_REQUIRED WORK_
Copy every line that mentions the word "Wolkerova".

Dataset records
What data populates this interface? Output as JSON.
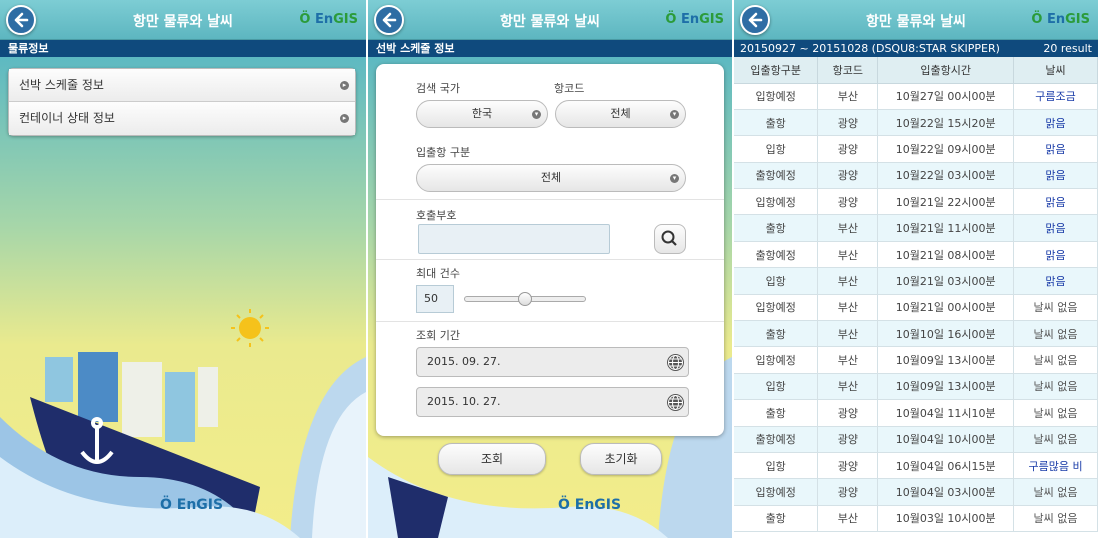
{
  "app_title": "항만 물류와 날씨",
  "logo": {
    "prefix": "En",
    "suffix": "GIS"
  },
  "colors": {
    "header_bg": "#5db6c0",
    "subbar_bg": "#0f4a7d",
    "weather_link": "#1a3ca8"
  },
  "screen1": {
    "subtitle": "물류정보",
    "menu": [
      {
        "label": "선박 스케줄 정보"
      },
      {
        "label": "컨테이너 상태 정보"
      }
    ],
    "brand": "EnGIS"
  },
  "screen2": {
    "subtitle": "선박 스케줄 정보",
    "country_label": "검색 국가",
    "country_value": "한국",
    "port_label": "항코드",
    "port_value": "전체",
    "io_label": "입출항 구분",
    "io_value": "전체",
    "call_label": "호출부호",
    "call_value": "",
    "max_label": "최대 건수",
    "max_value": "50",
    "max_slider_fraction": 0.5,
    "period_label": "조회 기간",
    "date_from": "2015. 09. 27.",
    "date_to": "2015. 10. 27.",
    "search_button": "조회",
    "reset_button": "초기화",
    "brand": "EnGIS"
  },
  "screen3": {
    "range": "20150927 ~ 20151028 (DSQU8:STAR SKIPPER)",
    "count": "20 result",
    "columns": [
      "입출항구분",
      "항코드",
      "입출항시간",
      "날씨"
    ],
    "rows": [
      [
        "입항예정",
        "부산",
        "10월27일 00시00분",
        "구름조금"
      ],
      [
        "출항",
        "광양",
        "10월22일 15시20분",
        "맑음"
      ],
      [
        "입항",
        "광양",
        "10월22일 09시00분",
        "맑음"
      ],
      [
        "출항예정",
        "광양",
        "10월22일 03시00분",
        "맑음"
      ],
      [
        "입항예정",
        "광양",
        "10월21일 22시00분",
        "맑음"
      ],
      [
        "출항",
        "부산",
        "10월21일 11시00분",
        "맑음"
      ],
      [
        "출항예정",
        "부산",
        "10월21일 08시00분",
        "맑음"
      ],
      [
        "입항",
        "부산",
        "10월21일 03시00분",
        "맑음"
      ],
      [
        "입항예정",
        "부산",
        "10월21일 00시00분",
        "날씨 없음"
      ],
      [
        "출항",
        "부산",
        "10월10일 16시00분",
        "날씨 없음"
      ],
      [
        "입항예정",
        "부산",
        "10월09일 13시00분",
        "날씨 없음"
      ],
      [
        "입항",
        "부산",
        "10월09일 13시00분",
        "날씨 없음"
      ],
      [
        "출항",
        "광양",
        "10월04일 11시10분",
        "날씨 없음"
      ],
      [
        "출항예정",
        "광양",
        "10월04일 10시00분",
        "날씨 없음"
      ],
      [
        "입항",
        "광양",
        "10월04일 06시15분",
        "구름많음 비"
      ],
      [
        "입항예정",
        "광양",
        "10월04일 03시00분",
        "날씨 없음"
      ],
      [
        "출항",
        "부산",
        "10월03일 10시00분",
        "날씨 없음"
      ]
    ]
  }
}
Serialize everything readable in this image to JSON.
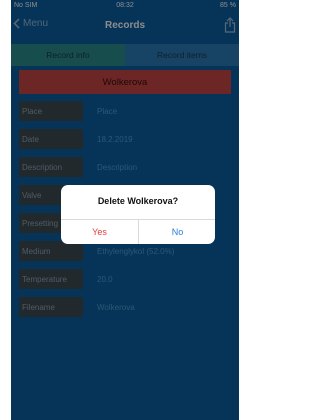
{
  "status_bar": {
    "carrier": "No SIM",
    "time": "08:32",
    "battery": "85 %"
  },
  "nav": {
    "back_label": "Menu",
    "title": "Records"
  },
  "tabs": [
    {
      "label": "Record info"
    },
    {
      "label": "Record items"
    }
  ],
  "record": {
    "name": "Wolkerova"
  },
  "fields": [
    {
      "label": "Place",
      "value": "Place"
    },
    {
      "label": "Date",
      "value": "18.2.2019"
    },
    {
      "label": "Description",
      "value": "Description"
    },
    {
      "label": "Valve",
      "value": ""
    },
    {
      "label": "Presetting",
      "value": ""
    },
    {
      "label": "Medium",
      "value": "Ethylenglykol (52.0%)"
    },
    {
      "label": "Temperature",
      "value": "20.0"
    },
    {
      "label": "Filename",
      "value": "Wolkerova"
    }
  ],
  "dialog": {
    "title": "Delete Wolkerova?",
    "yes_label": "Yes",
    "no_label": "No"
  },
  "colors": {
    "accent": "#0b5fa2",
    "active_tab": "#2a8d8a",
    "header": "#c64545",
    "destructive": "#e53f3f",
    "link": "#2a7bd9"
  }
}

_SOLUTION TO THIS TASK_
    "name": "Wolkerova"
      "value": "Wolkerova"
    "title": "Delete Wolkerova?",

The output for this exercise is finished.